Task requirements: What is the number of lines containing the word "JSON"? Give that number alone.

Records supplied:
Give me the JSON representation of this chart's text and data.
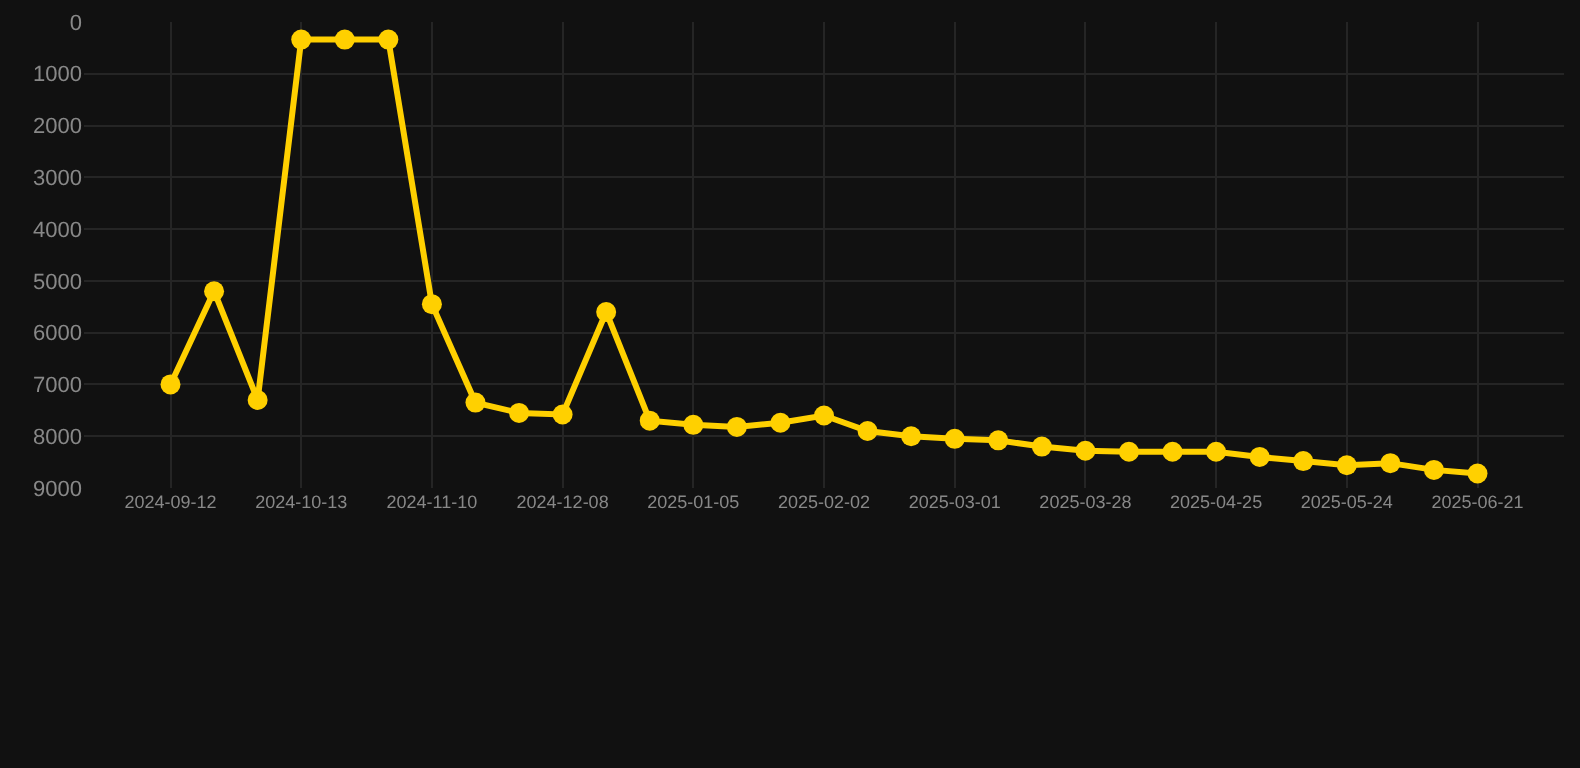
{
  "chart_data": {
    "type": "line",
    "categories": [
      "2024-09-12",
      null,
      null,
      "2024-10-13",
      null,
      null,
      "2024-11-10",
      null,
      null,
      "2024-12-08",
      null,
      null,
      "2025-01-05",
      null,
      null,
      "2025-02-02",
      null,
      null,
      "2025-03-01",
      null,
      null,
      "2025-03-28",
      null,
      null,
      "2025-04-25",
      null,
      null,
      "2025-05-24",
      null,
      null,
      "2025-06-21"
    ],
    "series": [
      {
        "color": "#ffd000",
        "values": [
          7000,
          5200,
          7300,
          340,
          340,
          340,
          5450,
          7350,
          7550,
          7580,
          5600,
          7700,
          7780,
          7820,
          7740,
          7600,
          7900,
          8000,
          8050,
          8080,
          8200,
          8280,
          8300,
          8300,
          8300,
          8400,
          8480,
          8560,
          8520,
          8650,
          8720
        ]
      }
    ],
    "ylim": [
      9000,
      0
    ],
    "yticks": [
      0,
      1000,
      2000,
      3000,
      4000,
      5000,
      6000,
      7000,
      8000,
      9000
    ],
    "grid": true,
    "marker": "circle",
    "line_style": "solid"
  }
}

==

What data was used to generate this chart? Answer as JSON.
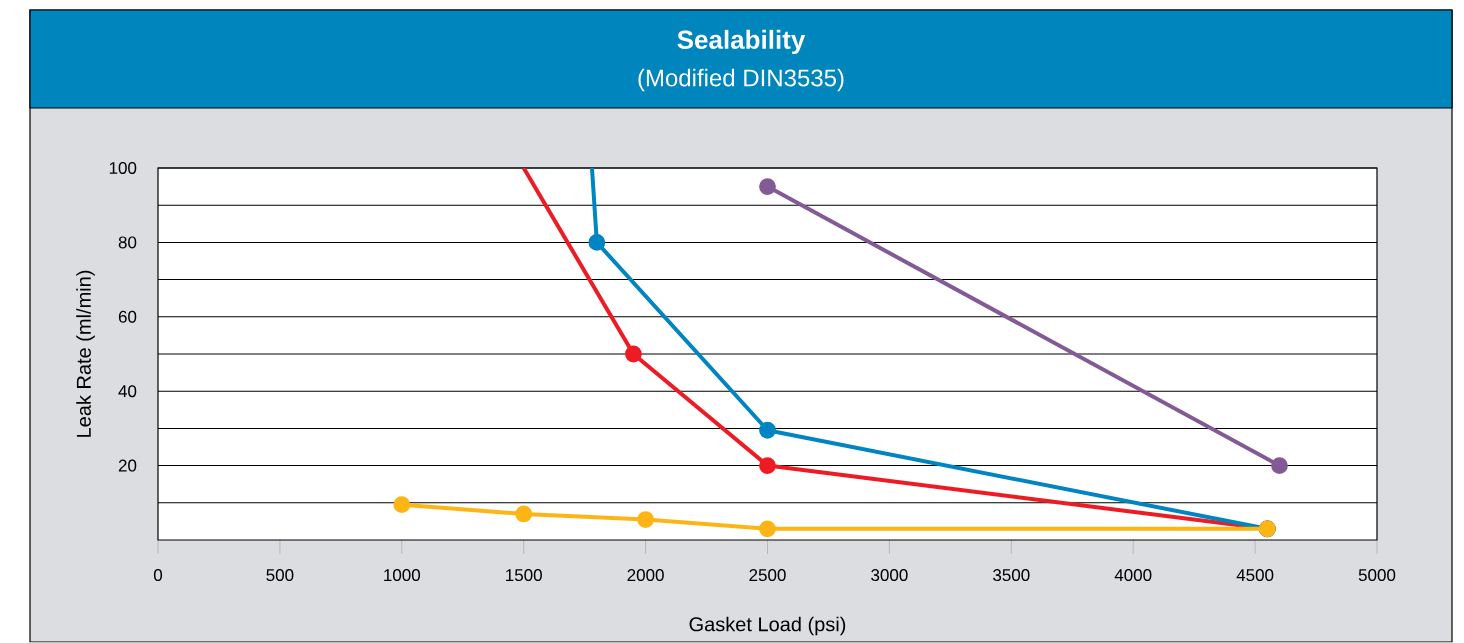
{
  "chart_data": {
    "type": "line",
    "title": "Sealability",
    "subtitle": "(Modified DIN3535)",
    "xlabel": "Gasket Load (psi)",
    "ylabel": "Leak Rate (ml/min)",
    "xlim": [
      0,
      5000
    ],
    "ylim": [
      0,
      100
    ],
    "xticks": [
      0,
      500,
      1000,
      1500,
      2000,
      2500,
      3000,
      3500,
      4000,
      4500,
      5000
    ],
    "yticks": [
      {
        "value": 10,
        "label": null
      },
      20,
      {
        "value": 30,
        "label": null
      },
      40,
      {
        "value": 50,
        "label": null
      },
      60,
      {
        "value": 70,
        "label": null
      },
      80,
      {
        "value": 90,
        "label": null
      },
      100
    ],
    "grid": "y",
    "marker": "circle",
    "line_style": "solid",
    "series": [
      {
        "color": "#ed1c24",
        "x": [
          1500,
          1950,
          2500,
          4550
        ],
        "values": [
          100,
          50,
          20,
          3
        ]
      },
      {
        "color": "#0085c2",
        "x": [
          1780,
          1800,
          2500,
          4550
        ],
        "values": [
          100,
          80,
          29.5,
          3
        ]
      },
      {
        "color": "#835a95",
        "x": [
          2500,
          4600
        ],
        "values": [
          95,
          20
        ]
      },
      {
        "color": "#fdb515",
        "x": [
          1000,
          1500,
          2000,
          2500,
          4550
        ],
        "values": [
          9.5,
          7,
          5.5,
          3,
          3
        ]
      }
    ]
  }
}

Solution for this problem: 2